> [Requirements]: Copy out each line below exactly as it appears.

> [Items from a figure collection]:
/---

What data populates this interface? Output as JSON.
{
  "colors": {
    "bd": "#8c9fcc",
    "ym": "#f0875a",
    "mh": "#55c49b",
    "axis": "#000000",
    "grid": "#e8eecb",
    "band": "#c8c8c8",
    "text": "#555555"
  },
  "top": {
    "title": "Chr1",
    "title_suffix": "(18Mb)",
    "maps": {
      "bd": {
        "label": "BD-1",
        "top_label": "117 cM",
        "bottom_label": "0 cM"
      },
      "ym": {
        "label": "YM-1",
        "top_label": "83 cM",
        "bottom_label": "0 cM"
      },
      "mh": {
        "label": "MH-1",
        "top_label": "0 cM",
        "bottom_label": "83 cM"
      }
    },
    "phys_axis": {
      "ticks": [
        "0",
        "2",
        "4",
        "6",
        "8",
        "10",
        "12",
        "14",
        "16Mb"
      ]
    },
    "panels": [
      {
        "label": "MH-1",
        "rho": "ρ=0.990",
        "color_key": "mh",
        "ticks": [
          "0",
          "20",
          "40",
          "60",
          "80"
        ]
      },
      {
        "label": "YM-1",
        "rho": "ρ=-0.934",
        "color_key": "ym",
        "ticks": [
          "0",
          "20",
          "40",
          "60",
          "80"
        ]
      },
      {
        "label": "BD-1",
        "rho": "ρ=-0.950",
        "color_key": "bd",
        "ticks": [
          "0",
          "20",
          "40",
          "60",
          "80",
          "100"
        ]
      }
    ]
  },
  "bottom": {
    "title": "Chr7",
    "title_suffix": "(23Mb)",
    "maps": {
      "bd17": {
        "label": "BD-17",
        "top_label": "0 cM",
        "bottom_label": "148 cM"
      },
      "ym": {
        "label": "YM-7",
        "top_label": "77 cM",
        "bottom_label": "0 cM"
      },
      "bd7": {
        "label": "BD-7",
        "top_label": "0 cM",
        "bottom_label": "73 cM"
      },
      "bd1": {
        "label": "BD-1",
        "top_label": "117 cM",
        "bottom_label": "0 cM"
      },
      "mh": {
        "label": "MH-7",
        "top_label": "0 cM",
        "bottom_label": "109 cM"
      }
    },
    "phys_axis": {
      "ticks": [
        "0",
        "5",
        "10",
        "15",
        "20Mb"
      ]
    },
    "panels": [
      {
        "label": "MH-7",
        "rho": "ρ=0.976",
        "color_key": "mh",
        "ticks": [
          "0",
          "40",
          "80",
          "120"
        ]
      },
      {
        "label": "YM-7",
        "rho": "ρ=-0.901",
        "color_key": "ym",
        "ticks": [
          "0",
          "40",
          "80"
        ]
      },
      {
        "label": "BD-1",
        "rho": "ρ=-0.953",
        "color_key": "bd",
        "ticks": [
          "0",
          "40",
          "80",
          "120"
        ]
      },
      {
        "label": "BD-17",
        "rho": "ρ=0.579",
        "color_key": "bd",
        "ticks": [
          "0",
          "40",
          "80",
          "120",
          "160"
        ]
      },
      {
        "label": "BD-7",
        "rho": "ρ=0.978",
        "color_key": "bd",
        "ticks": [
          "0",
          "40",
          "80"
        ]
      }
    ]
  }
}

\---

> [Response]:
What data populates this interface? Output as JSON.
{
  "colors": {
    "bd": "#8c9fcc",
    "ym": "#f0875a",
    "mh": "#55c49b",
    "axis": "#000000",
    "grid": "#e8eecb",
    "band": "#c8c8c8",
    "text": "#555555"
  },
  "top": {
    "title": "Chr1",
    "title_suffix": "(18Mb)",
    "maps": {
      "bd": {
        "label": "BD-1",
        "top_label": "117 cM",
        "bottom_label": "0 cM"
      },
      "ym": {
        "label": "YM-1",
        "top_label": "83 cM",
        "bottom_label": "0 cM"
      },
      "mh": {
        "label": "MH-1",
        "top_label": "0 cM",
        "bottom_label": "83 cM"
      }
    },
    "phys_axis": {
      "ticks": [
        "0",
        "2",
        "4",
        "6",
        "8",
        "10",
        "12",
        "14",
        "16Mb"
      ]
    },
    "panels": [
      {
        "label": "MH-1",
        "rho": "ρ=0.990",
        "color_key": "mh",
        "ticks": [
          "0",
          "20",
          "40",
          "60",
          "80"
        ]
      },
      {
        "label": "YM-1",
        "rho": "ρ=-0.934",
        "color_key": "ym",
        "ticks": [
          "0",
          "20",
          "40",
          "60",
          "80"
        ]
      },
      {
        "label": "BD-1",
        "rho": "ρ=-0.950",
        "color_key": "bd",
        "ticks": [
          "0",
          "20",
          "40",
          "60",
          "80",
          "100"
        ]
      }
    ]
  },
  "bottom": {
    "title": "Chr7",
    "title_suffix": "(23Mb)",
    "maps": {
      "bd17": {
        "label": "BD-17",
        "top_label": "0 cM",
        "bottom_label": "148 cM"
      },
      "ym": {
        "label": "YM-7",
        "top_label": "77 cM",
        "bottom_label": "0 cM"
      },
      "bd7": {
        "label": "BD-7",
        "top_label": "0 cM",
        "bottom_label": "73 cM"
      },
      "bd1": {
        "label": "BD-1",
        "top_label": "117 cM",
        "bottom_label": "0 cM"
      },
      "mh": {
        "label": "MH-7",
        "top_label": "0 cM",
        "bottom_label": "109 cM"
      }
    },
    "phys_axis": {
      "ticks": [
        "0",
        "5",
        "10",
        "15",
        "20Mb"
      ]
    },
    "panels": [
      {
        "label": "MH-7",
        "rho": "ρ=0.976",
        "color_key": "mh",
        "ticks": [
          "0",
          "40",
          "80",
          "120"
        ]
      },
      {
        "label": "YM-7",
        "rho": "ρ=-0.901",
        "color_key": "ym",
        "ticks": [
          "0",
          "40",
          "80"
        ]
      },
      {
        "label": "BD-1",
        "rho": "ρ=-0.953",
        "color_key": "bd",
        "ticks": [
          "0",
          "40",
          "80",
          "120"
        ]
      },
      {
        "label": "BD-17",
        "rho": "ρ=0.579",
        "color_key": "bd",
        "ticks": [
          "0",
          "40",
          "80",
          "120",
          "160"
        ]
      },
      {
        "label": "BD-7",
        "rho": "ρ=0.978",
        "color_key": "bd",
        "ticks": [
          "0",
          "40",
          "80"
        ]
      }
    ]
  }
}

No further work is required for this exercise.